SOURCE TEXT.
**********

# SImple dwarf tactics help?



## cccp

hi, im pretty new to WHFB and dwarves, can anyone suggest some tactics or other cool stuff for dwarves?

is it good to have a lot of warmachines? which one is best?


----------



## The Son of Horus

Dwarfs seem to function best with a solid gunline guarded by large units of Dwarf Warriors, Slayers, and Hammerers. As for having a lot of war machines, the short answer is load up on 'em. 

It's hard to say which war machine is "the best" since they all have important purposes. That being said, bolt throwers, cannons, and organ guns are more generally useful than things like the grudge thrower or flame cannon. Bolt throwers have the distinct advantage of not misfiring, though they shoot with the crew's ballistic skill. That's not too bad, considering Dwarfs aren't bad shots-- at long range, which you'll usually be at, you'll hit on 4's. Cannons and the Organ Gun use the artillery dice, but the risk of blowing the gun up by accident does exist. It's not like 40k plasma where it's terribly likely, particularly if you forge particular runes onto the units, but fact remains the risk is there. 

The dwarf army I usually play against fields a pair of bolt throwers, a cannon, and an organ gun. It also includes a unit of 20 Dwarf Warriors, a unit of 19 Longbeards lead by a thane with the battle standard , a unit of 18 Hammerers lead by a Dwarf Lord carried by shieldbearers, a unit of 15 Slayers, two units of 10 Thunderers, a gyrocopter, and a running naked Dragon Slayer (just because a dwarf streaking during a battle is sort of amusing...)

The army may look fighty at first glance, but it's really quite shooty, and the big units of warriors and the like are there primarily to protect the gunline. The gyrocopter's main purpose is to march block enemy units, to allow for more time to shoot them. The slayers make a nice speed bump too, since you have to kill every single one of the little bastards before you can continue on.


----------



## Blackhiker

The dwarf warmachines are good, but too many of them make very tempting targets for your opponent. From the few times that I have fought against dwarves the best strategy that I have seen is to get a few warmachines and a coup,eof units of ranged fighters and then bulk up the army with close combat fighters. always have a unit of miners so that you can attack your enemies artillery from behind. Besides that depending on the enemy hold your ground and wait for your enemy or run headlong into them depending on how their force is organized. 

attack ranged armies

get the charge attack against calvary otherwise they will decimate you

fight infantry however you like, the charge usual is a great help

for mixed enemy attack the biggest baddest boys with either your best or worst unit. use your best if you know that you can beat them, use your cheapest if you can't win with your best, but are able to hold off your enemies best unit long enough using just your cheap guys allowing your best guys to get into combat with easier to kill enemies.

Don't try to outmanuver your enemy much since dwarves are the slowest army in the game.

**********

Stored data
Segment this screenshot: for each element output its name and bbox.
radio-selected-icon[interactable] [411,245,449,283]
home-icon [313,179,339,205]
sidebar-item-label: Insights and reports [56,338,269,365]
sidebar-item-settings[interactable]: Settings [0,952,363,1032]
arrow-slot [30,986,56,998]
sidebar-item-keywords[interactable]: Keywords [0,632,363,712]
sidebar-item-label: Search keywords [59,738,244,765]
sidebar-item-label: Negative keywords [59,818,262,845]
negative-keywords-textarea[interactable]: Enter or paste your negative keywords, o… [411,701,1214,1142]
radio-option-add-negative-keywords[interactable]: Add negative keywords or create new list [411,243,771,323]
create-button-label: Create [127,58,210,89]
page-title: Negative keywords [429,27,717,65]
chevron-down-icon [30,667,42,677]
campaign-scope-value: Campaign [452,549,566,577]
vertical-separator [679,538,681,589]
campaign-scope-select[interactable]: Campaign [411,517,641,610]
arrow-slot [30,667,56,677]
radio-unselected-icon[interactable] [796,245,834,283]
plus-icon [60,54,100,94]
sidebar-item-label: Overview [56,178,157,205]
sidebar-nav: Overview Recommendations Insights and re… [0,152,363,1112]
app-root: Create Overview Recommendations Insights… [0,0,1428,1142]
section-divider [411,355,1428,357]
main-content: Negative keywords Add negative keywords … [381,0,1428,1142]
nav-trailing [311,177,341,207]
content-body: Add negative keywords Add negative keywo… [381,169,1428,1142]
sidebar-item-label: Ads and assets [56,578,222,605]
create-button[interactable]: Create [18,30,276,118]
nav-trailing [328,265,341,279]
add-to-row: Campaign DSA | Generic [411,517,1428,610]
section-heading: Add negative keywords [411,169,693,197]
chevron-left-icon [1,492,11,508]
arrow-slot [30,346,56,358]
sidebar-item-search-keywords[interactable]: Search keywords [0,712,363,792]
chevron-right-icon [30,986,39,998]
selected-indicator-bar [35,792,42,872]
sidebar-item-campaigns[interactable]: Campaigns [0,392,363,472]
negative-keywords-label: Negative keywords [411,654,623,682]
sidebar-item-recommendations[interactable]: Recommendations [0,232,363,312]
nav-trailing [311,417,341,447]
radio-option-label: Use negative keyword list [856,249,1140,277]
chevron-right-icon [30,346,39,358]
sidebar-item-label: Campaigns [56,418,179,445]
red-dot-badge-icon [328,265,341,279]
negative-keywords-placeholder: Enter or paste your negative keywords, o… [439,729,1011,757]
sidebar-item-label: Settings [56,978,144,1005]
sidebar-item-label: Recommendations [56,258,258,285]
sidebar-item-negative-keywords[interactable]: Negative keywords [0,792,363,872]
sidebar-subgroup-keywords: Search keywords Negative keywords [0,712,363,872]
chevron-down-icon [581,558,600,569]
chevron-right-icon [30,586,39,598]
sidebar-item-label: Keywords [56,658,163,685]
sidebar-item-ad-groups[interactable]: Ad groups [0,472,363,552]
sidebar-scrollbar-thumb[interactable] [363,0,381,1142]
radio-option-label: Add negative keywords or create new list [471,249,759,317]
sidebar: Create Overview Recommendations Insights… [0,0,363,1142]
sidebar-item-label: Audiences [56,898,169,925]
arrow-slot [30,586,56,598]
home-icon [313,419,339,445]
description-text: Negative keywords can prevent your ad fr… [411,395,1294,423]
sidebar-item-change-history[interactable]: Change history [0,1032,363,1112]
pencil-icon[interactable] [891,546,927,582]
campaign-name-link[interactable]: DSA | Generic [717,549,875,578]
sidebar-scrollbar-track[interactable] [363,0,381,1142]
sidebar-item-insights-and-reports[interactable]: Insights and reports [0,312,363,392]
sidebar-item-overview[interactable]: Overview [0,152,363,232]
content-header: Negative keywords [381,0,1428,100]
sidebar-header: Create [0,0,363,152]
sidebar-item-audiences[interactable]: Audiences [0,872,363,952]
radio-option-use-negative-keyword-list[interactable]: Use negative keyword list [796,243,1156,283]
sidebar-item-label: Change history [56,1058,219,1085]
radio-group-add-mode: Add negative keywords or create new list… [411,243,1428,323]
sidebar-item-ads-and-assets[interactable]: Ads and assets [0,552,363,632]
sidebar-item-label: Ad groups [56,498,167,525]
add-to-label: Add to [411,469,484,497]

**********

TASKS AND EXERCISES.
a) Write out the part of the dwarf tactics thread that opens with the words containing "The dwarf army" and closes with "sort of amusing...)".
b) Decide whether each statement agrees with the dwarf tactics thread, giving yes or no plus the deciding words quoted from it: (i) Bolt throwers do not misfire. (ii) The dwarf army that one poster usually plays against includes two gyrocopters. (iii) One reply advises against trying hard to outmaneuver the enemy.
The stored data isn't needed for anything here.

EXERCISE SOLUTIONS.
a)
The dwarf army I usually play against fields a pair of bolt throwers, a cannon, and an organ gun. It also includes a unit of 20 Dwarf Warriors, a unit of 19 Longbeards lead by a thane with the battle standard , a unit of 18 Hammerers lead by a Dwarf Lord carried by shieldbearers, a unit of 15 Slayers, two units of 10 Thunderers, a gyrocopter, and a running naked Dragon Slayer (just because a dwarf streaking during a battle is sort of amusing...)

b)
(i) Yes: "Bolt throwers have the distinct advantage of not misfiring"
(ii) No: "a gyrocopter"
(iii) Yes: "Don't try to outmanuver your enemy much since dwarves are the slowest army in the game."